Dataset items:
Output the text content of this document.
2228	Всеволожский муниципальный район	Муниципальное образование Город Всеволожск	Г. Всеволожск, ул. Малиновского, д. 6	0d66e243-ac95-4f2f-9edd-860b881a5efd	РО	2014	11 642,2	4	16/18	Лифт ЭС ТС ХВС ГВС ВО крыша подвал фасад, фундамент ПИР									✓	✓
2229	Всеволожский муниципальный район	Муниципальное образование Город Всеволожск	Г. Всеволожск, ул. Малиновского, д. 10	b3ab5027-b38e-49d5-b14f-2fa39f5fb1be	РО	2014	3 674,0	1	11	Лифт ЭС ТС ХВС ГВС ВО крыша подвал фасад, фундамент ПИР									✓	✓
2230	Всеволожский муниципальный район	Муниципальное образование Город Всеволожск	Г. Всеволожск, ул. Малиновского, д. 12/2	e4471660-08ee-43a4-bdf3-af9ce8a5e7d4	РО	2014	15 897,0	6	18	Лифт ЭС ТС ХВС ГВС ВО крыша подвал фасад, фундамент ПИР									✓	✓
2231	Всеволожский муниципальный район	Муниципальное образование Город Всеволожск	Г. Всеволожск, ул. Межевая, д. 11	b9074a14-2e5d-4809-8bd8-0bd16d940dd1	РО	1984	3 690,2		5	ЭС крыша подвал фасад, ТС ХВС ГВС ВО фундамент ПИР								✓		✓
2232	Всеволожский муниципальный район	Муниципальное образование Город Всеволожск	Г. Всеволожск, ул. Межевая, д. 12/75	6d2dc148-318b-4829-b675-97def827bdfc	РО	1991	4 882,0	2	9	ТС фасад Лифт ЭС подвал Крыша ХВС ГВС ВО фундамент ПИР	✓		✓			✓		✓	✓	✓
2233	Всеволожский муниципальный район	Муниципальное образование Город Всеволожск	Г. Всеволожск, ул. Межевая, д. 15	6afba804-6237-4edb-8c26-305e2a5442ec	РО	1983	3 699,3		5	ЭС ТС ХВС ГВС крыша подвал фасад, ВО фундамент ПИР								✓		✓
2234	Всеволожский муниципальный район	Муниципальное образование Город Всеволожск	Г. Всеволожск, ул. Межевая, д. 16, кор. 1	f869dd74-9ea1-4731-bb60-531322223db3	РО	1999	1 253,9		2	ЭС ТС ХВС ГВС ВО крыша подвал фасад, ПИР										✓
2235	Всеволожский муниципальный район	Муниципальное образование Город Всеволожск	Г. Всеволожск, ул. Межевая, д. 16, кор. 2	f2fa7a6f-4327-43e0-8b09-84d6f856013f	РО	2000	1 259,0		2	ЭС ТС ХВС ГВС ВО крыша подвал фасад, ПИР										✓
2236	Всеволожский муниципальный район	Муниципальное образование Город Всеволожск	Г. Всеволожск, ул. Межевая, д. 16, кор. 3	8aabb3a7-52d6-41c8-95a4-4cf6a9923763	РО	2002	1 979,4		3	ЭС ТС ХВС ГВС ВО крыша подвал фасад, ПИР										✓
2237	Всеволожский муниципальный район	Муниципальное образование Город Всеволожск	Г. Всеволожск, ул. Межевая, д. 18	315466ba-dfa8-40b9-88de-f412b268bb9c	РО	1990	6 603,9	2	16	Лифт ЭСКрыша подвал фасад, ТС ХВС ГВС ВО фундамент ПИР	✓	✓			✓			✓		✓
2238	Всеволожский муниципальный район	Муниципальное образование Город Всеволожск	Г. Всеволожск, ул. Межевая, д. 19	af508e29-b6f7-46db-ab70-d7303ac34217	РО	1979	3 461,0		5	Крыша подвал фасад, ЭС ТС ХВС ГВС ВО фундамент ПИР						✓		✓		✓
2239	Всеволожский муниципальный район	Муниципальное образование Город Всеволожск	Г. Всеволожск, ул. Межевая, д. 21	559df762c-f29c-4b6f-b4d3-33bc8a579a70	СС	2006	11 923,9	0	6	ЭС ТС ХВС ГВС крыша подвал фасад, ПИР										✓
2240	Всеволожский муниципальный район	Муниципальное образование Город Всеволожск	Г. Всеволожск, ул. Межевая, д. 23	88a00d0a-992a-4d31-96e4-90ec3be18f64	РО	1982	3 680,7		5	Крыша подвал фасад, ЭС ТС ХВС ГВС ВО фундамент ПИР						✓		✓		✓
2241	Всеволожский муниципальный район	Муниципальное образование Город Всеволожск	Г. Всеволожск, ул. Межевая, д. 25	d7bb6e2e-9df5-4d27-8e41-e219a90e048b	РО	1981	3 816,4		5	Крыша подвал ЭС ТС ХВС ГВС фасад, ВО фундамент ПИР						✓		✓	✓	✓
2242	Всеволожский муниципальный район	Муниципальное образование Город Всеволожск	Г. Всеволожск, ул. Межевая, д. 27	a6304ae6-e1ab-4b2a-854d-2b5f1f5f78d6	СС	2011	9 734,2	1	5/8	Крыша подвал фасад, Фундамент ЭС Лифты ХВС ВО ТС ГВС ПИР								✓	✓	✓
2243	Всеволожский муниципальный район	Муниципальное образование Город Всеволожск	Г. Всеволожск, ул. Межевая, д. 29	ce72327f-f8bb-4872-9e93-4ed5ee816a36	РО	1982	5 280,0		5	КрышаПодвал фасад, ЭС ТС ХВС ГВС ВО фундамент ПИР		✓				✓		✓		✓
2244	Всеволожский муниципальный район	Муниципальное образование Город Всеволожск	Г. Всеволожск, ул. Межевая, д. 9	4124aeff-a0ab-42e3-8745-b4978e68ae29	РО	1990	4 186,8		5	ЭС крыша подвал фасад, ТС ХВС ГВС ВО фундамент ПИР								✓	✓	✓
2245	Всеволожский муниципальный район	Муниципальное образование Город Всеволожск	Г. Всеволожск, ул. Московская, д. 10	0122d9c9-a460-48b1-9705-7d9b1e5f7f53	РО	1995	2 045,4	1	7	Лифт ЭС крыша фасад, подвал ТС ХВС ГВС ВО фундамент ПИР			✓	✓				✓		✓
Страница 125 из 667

What is required: From the data, collect all lines where the string "Малиновского" appears.

Exercise solution:
2228	Всеволожский муниципальный район	Муниципальное образование Город Всеволожск	Г. Всеволожск, ул. Малиновского, д. 6	0d66e243-ac95-4f2f-9edd-860b881a5efd	РО	2014	11 642,2	4	16/18	Лифт ЭС ТС ХВС ГВС ВО крыша подвал фасад, фундамент ПИР									✓	✓
2229	Всеволожский муниципальный район	Муниципальное образование Город Всеволожск	Г. Всеволожск, ул. Малиновского, д. 10	b3ab5027-b38e-49d5-b14f-2fa39f5fb1be	РО	2014	3 674,0	1	11	Лифт ЭС ТС ХВС ГВС ВО крыша подвал фасад, фундамент ПИР									✓	✓
2230	Всеволожский муниципальный район	Муниципальное образование Город Всеволожск	Г. Всеволожск, ул. Малиновского, д. 12/2	e4471660-08ee-43a4-bdf3-af9ce8a5e7d4	РО	2014	15 897,0	6	18	Лифт ЭС ТС ХВС ГВС ВО крыша подвал фасад, фундамент ПИР									✓	✓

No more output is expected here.